** Set task **
Search the entries for the word "scheduler" and pull out each line that has it.

** Material **
>> start

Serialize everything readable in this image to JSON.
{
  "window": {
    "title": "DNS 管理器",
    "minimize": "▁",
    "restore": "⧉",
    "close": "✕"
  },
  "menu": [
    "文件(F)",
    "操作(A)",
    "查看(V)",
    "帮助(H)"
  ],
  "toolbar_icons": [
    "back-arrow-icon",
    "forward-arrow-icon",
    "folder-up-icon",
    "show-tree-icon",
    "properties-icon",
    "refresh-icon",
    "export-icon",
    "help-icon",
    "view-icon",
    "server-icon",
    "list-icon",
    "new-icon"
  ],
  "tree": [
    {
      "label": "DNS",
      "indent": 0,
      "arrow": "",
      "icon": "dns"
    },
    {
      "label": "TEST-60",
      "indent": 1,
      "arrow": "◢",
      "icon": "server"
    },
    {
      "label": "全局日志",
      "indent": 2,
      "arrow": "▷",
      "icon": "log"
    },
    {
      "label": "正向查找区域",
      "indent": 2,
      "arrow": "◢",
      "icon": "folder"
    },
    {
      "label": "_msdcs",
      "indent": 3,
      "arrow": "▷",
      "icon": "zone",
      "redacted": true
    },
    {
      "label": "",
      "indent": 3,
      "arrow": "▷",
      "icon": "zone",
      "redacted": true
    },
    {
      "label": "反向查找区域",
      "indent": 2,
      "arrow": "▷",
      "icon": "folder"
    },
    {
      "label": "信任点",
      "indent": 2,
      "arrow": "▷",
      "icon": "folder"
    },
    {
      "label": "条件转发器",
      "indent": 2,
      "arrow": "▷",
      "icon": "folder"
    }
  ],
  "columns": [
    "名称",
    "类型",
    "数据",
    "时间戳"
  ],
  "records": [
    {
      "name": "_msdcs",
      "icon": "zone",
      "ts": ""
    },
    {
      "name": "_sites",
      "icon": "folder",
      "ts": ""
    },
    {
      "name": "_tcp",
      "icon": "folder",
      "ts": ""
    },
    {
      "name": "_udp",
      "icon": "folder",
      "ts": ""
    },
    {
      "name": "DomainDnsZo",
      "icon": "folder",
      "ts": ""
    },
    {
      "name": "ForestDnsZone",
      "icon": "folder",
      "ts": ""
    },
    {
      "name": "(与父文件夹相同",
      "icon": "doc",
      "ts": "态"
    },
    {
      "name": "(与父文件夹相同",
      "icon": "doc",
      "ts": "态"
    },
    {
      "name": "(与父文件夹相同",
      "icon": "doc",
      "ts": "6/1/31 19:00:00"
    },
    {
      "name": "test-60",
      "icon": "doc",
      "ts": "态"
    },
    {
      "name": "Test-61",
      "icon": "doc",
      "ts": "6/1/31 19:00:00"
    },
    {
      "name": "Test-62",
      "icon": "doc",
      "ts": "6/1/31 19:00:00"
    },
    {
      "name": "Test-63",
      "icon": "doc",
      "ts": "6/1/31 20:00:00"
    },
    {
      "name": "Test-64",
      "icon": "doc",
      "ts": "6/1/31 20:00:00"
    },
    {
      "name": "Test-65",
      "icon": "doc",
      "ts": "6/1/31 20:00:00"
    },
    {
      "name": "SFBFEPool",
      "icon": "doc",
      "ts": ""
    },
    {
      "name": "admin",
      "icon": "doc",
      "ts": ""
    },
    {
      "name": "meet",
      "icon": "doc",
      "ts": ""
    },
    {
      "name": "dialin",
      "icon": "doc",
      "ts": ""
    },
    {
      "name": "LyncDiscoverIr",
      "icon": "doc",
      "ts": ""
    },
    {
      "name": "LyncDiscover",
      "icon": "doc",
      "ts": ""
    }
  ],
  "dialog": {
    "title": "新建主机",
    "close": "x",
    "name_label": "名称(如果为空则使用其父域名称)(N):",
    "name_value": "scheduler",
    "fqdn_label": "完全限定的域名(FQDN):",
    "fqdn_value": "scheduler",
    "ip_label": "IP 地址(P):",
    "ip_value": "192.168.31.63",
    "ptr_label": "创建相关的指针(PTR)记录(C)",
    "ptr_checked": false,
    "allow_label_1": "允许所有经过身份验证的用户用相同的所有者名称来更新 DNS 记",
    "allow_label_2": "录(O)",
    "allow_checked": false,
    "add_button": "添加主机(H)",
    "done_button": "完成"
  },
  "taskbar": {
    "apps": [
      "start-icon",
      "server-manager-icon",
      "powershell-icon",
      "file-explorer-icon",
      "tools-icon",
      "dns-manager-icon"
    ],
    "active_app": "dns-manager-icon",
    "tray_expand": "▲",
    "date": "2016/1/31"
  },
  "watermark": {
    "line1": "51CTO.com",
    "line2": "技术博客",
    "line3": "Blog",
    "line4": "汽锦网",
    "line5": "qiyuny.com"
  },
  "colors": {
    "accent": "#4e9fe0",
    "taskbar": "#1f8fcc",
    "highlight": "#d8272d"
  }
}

>> end

** Expected output **
    "name_value": "scheduler",
    "fqdn_value": "scheduler",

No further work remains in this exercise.